■ Task details: For each line below that includes the word "正弦稳态电路中", make a copy.

■ Dataset records:
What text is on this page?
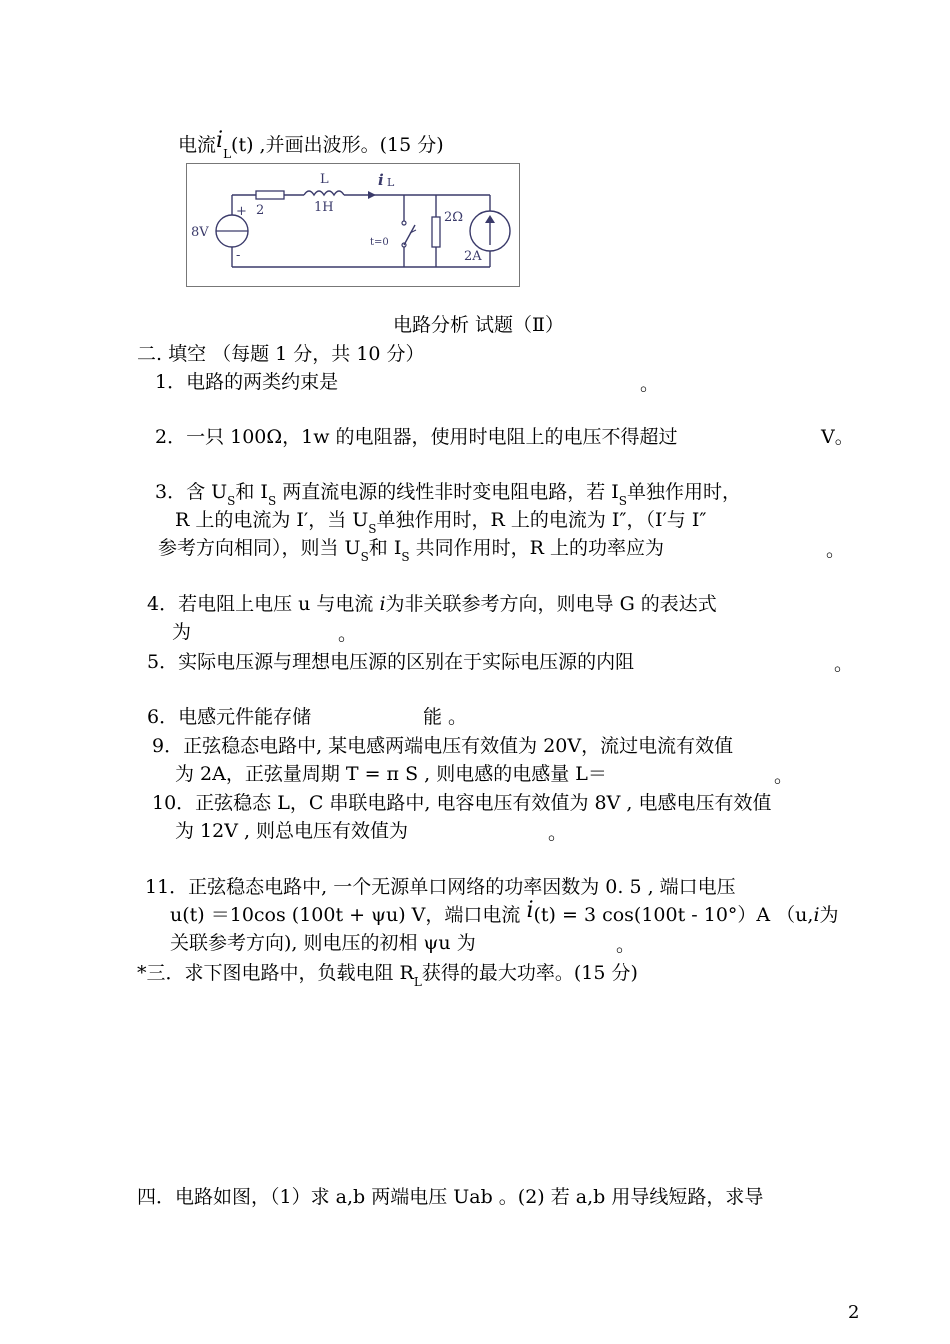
电流$i_L(t)$ ,并画出波形。(15 分)
+
-
8V
2
L
1H
i L
t=0
2Ω
2A
电路分析 试题（Ⅱ）
二. 填空 （每题 1 分，共 10 分）
1．电路的两类约束是	。
2．一只 100Ω，1w 的电阻器，使用时电阻上的电压不得超过	V。
3．含 $U_S$和 $I_S$ 两直流电源的线性非时变电阻电路，若 $I_S$单独作用时，
R 上的电流为 I′，当 $U_S$单独作用时，R 上的电流为 I″，（I′与 I″
参考方向相同），则当 $U_S$和 $I_S$ 共同作用时，R 上的功率应为	。
4．若电阻上电压 u 与电流 i为非关联参考方向，则电导 G 的表达式
为	。
5．实际电压源与理想电压源的区别在于实际电压源的内阻	。
6．电感元件能存储	能 。
9．正弦稳态电路中, 某电感两端电压有效值为 20V，流过电流有效值
为 2A，正弦量周期 T = π S , 则电感的电感量 L＝	。
10．正弦稳态 L，C 串联电路中, 电容电压有效值为 8V , 电感电压有效值
为 12V , 则总电压有效值为	。
11．正弦稳态电路中, 一个无源单口网络的功率因数为 0. 5 , 端口电压
u(t) ＝10cos (100t + ψu) V，端口电流 i(t) = 3 cos(100t - 10°）A （u,i为
关联参考方向), 则电压的初相 ψu 为	。
*三．求下图电路中，负载电阻 $R_L$获得的最大功率。(15 分)
四．电路如图，（1）求 a,b 两端电压 Uab 。(2) 若 a,b 用导线短路，求导
2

■ Result:
9．正弦稳态电路中, 某电感两端电压有效值为 20V，流过电流有效值
11．正弦稳态电路中, 一个无源单口网络的功率因数为 0. 5 , 端口电压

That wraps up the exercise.